Aim of the task ->
Please return the full listing below without altering anything.

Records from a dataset

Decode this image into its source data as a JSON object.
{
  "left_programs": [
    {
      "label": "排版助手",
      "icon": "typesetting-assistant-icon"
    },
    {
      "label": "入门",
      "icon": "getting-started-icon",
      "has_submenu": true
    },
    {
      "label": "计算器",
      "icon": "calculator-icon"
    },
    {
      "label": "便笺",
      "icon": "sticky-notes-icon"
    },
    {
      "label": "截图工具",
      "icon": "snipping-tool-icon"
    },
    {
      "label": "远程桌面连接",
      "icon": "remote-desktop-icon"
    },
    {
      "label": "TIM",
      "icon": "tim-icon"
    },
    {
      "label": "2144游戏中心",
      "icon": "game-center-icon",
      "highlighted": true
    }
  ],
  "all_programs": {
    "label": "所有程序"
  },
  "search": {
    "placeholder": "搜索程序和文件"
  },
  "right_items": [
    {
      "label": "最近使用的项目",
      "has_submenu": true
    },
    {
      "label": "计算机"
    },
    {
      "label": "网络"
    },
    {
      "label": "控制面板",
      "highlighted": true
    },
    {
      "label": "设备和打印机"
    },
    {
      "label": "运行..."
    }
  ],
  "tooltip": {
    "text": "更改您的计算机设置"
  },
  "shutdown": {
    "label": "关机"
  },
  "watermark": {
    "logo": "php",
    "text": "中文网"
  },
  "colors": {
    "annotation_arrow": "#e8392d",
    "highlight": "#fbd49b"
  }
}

Result ->
Decode this image into its source data as a JSON object.
{
  "left_programs": [
    {
      "label": "排版助手",
      "icon": "typesetting-assistant-icon"
    },
    {
      "label": "入门",
      "icon": "getting-started-icon",
      "has_submenu": true
    },
    {
      "label": "计算器",
      "icon": "calculator-icon"
    },
    {
      "label": "便笺",
      "icon": "sticky-notes-icon"
    },
    {
      "label": "截图工具",
      "icon": "snipping-tool-icon"
    },
    {
      "label": "远程桌面连接",
      "icon": "remote-desktop-icon"
    },
    {
      "label": "TIM",
      "icon": "tim-icon"
    },
    {
      "label": "2144游戏中心",
      "icon": "game-center-icon",
      "highlighted": true
    }
  ],
  "all_programs": {
    "label": "所有程序"
  },
  "search": {
    "placeholder": "搜索程序和文件"
  },
  "right_items": [
    {
      "label": "最近使用的项目",
      "has_submenu": true
    },
    {
      "label": "计算机"
    },
    {
      "label": "网络"
    },
    {
      "label": "控制面板",
      "highlighted": true
    },
    {
      "label": "设备和打印机"
    },
    {
      "label": "运行..."
    }
  ],
  "tooltip": {
    "text": "更改您的计算机设置"
  },
  "shutdown": {
    "label": "关机"
  },
  "watermark": {
    "logo": "php",
    "text": "中文网"
  },
  "colors": {
    "annotation_arrow": "#e8392d",
    "highlight": "#fbd49b"
  }
}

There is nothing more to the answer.